▶ Document section:
Where <scene base name> is one of "cornell", "teapot", or "sponza".

The implementation originally derives from the bounding volume hierarchy
and triangle intersection code from pbrt; see the pbrt source code and/or
"Physically Based Rendering" book for more about the basic algorithmic
details.


Simple
======

This is a simple "hello world" type program that shows a ~10 line
application program calling out to a ~5 line ispc program to do a simple
computation.

Sort
====
This is a bucket sort of 32 bit unsigned integers.
By default 1000000 random elements get sorted.
Call ./sort N in order to sort N elements instead.

Volume
======

Ray-marching volume rendering, with single scattering lighting model.  To
run it, specify a camera parameter file and a volume density file, e.g.:

volume camera.dat density_highres.vol

(See, e.g. Chapters 11 and 16 of "Physically Based Rendering" for
information about the algorithm implemented here.)  The volume data set
included here was generated by the example implementation of the "Wavelet
Turbulence for Fluid Simulation" SIGGRAPH 2008 paper by Kim et
al. (http://www.cs.cornell.edu/~tedkim/WTURB/)

▶ What to do: From the notes on the example programs above, write out word for word the part that begins with the words containing "This is a simple" and ends with "bit unsigned integers.".

▶ Records supplied:
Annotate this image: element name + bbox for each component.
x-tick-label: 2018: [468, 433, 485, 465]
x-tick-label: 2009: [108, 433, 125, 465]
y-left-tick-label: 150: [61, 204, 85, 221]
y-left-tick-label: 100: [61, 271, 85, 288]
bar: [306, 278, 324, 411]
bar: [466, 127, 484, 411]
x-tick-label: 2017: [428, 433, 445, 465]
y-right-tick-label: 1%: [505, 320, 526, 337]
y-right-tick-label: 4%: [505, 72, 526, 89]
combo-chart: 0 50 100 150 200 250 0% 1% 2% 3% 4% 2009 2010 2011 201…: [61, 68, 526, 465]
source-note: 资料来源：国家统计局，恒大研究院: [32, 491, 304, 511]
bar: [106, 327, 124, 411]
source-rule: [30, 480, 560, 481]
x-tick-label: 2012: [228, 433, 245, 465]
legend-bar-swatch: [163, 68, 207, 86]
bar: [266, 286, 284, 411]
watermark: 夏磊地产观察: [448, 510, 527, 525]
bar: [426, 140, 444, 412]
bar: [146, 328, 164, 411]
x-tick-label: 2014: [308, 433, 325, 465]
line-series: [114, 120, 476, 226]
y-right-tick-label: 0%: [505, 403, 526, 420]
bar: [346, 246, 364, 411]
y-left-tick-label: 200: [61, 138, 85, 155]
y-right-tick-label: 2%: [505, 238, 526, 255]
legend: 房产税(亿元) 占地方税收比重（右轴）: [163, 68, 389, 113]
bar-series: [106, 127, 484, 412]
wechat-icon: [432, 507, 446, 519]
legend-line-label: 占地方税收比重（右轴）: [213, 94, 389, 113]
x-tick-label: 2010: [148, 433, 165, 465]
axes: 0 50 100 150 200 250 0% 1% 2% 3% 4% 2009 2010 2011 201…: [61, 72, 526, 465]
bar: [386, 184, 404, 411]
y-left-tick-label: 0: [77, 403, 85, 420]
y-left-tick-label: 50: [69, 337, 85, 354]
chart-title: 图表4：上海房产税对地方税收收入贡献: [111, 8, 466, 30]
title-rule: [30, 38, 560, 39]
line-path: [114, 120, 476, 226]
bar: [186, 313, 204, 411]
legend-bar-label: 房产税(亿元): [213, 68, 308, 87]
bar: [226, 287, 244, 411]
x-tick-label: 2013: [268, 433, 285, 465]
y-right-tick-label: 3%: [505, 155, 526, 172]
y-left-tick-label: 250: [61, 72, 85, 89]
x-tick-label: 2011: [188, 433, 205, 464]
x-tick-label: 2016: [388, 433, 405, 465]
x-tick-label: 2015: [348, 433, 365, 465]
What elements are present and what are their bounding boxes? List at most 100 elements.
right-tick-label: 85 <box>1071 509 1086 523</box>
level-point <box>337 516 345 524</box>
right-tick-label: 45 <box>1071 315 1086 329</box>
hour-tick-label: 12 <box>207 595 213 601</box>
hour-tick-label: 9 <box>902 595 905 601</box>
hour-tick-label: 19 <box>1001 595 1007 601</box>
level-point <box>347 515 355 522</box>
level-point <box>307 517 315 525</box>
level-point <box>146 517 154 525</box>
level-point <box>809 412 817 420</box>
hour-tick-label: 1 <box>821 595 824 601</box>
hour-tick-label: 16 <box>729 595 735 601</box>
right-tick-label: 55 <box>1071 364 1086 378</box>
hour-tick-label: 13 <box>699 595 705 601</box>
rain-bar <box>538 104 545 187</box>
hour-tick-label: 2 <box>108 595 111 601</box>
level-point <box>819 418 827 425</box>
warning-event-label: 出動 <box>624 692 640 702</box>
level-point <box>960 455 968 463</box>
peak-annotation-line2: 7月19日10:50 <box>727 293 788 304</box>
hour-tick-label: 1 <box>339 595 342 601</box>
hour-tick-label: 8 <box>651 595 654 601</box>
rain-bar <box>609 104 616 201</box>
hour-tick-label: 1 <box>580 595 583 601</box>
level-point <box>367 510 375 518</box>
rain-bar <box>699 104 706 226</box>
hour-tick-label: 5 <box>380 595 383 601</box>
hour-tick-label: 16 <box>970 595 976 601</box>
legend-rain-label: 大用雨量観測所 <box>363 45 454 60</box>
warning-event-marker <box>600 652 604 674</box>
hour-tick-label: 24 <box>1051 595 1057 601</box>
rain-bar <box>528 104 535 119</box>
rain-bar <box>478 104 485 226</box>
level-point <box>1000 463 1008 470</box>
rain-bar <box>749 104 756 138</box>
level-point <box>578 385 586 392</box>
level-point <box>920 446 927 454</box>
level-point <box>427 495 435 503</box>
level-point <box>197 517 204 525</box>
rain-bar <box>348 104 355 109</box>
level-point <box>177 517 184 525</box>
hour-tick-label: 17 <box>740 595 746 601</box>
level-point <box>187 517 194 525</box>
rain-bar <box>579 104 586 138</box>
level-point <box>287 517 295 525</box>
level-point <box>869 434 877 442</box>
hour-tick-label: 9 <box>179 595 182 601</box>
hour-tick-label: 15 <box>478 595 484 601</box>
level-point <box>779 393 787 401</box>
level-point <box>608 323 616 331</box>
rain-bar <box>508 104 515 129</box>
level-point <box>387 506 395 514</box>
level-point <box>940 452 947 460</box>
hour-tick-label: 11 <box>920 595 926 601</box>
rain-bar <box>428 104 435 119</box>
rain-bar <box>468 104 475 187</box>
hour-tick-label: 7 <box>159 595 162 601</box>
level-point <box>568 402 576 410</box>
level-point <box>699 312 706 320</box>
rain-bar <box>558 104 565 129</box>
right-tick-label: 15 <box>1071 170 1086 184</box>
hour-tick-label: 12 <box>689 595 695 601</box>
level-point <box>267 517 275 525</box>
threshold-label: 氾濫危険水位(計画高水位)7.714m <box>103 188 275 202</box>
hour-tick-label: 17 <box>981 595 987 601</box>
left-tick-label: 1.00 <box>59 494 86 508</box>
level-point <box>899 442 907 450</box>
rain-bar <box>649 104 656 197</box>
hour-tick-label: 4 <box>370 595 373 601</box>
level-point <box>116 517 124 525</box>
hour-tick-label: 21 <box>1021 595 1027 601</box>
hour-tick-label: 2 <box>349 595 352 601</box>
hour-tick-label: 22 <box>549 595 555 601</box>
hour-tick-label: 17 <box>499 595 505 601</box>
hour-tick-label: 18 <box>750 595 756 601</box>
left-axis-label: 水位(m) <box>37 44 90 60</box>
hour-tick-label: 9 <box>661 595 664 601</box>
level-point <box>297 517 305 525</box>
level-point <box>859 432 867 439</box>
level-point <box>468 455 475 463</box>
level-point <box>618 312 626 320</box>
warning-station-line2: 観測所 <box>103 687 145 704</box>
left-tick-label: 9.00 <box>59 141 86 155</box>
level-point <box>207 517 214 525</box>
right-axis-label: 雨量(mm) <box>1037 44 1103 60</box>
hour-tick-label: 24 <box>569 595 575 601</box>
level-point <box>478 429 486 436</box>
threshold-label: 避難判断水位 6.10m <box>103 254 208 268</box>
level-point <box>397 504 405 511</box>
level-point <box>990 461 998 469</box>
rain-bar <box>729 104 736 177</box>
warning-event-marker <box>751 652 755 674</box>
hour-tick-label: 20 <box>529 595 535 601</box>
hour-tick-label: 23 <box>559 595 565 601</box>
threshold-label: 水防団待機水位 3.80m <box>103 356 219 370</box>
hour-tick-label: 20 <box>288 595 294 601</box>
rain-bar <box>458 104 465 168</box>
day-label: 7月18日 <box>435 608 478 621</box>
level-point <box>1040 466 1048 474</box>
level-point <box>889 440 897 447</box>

▶ Solution below:
This is a simple "hello world" type program that shows a ~10 line
application program calling out to a ~5 line ispc program to do a simple
computation.

Sort
====
This is a bucket sort of 32 bit unsigned integers.